■ Task to carry out: Going through the material below, please gather all lines with the word "Random" in them.
— Start of Given data —
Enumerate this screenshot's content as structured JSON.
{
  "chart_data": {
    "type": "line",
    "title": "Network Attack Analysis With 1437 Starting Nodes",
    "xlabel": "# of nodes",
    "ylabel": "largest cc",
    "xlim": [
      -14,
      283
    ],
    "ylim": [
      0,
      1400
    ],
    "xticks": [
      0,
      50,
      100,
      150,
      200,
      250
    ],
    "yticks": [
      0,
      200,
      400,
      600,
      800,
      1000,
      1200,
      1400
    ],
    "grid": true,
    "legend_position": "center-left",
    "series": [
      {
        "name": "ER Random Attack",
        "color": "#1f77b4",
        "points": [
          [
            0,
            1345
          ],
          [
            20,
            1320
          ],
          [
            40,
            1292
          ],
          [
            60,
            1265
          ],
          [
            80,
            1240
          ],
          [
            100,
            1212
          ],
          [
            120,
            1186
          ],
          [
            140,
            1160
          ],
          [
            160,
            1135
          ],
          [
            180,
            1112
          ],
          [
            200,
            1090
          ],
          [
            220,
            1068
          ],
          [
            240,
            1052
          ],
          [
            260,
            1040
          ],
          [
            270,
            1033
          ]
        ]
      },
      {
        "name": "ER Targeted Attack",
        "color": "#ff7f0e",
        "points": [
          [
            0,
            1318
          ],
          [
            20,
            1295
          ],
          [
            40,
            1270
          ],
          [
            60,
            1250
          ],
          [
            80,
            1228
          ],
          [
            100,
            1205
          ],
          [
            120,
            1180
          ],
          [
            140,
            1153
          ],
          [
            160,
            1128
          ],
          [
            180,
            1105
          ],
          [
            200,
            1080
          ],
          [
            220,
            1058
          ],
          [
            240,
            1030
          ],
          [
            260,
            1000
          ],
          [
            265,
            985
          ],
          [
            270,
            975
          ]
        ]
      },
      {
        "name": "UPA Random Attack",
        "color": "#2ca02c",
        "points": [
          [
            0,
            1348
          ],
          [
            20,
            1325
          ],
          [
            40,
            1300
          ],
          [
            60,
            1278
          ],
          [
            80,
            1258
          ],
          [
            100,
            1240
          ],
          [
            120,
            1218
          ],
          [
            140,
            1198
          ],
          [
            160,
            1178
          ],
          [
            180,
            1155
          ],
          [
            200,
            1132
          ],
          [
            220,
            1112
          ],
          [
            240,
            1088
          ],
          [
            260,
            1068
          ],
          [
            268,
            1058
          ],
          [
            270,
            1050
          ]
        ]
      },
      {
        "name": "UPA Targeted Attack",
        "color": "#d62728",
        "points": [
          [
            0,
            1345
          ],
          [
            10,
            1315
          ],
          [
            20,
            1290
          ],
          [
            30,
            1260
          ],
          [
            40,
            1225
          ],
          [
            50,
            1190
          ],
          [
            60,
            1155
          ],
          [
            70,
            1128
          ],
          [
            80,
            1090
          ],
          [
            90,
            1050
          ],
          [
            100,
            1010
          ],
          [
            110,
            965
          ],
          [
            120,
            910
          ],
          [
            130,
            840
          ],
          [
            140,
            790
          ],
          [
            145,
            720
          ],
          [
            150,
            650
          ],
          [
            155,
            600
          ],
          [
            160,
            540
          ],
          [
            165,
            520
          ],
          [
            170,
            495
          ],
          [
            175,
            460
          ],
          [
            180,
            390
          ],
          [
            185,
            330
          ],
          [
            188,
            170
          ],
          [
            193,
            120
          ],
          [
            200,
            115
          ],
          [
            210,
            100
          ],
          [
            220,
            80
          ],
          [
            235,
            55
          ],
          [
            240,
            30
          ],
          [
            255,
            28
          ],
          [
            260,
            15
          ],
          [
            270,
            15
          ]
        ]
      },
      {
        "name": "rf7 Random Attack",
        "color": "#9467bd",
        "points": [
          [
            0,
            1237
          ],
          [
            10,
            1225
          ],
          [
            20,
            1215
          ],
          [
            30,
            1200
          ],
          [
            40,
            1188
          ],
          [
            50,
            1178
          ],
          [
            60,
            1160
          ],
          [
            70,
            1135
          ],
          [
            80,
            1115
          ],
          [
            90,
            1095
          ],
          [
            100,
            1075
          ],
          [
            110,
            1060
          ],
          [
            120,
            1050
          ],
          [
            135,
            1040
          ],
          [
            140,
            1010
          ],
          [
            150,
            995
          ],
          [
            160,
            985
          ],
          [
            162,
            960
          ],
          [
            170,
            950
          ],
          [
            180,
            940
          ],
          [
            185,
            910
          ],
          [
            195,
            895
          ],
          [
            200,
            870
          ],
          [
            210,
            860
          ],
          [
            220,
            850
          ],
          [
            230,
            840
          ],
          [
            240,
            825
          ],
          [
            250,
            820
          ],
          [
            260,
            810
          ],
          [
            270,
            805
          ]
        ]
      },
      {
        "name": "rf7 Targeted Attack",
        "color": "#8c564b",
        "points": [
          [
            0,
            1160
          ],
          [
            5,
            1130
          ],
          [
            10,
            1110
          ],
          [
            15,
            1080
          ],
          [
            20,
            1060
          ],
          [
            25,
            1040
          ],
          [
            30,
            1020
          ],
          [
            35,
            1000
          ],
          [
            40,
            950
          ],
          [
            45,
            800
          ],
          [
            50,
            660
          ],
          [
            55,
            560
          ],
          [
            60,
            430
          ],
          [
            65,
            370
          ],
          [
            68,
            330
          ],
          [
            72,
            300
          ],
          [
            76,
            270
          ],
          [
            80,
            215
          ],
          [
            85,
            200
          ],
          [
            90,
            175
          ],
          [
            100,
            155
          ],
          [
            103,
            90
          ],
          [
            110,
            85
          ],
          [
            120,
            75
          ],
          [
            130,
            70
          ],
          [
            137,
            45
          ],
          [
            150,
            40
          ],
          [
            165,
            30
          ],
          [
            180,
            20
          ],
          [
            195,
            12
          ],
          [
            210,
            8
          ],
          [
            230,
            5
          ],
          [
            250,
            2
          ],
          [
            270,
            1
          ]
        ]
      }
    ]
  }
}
— End of Given data —
■ Worked answer:
        "name": "ER Random Attack",
        "name": "UPA Random Attack",
        "name": "rf7 Random Attack",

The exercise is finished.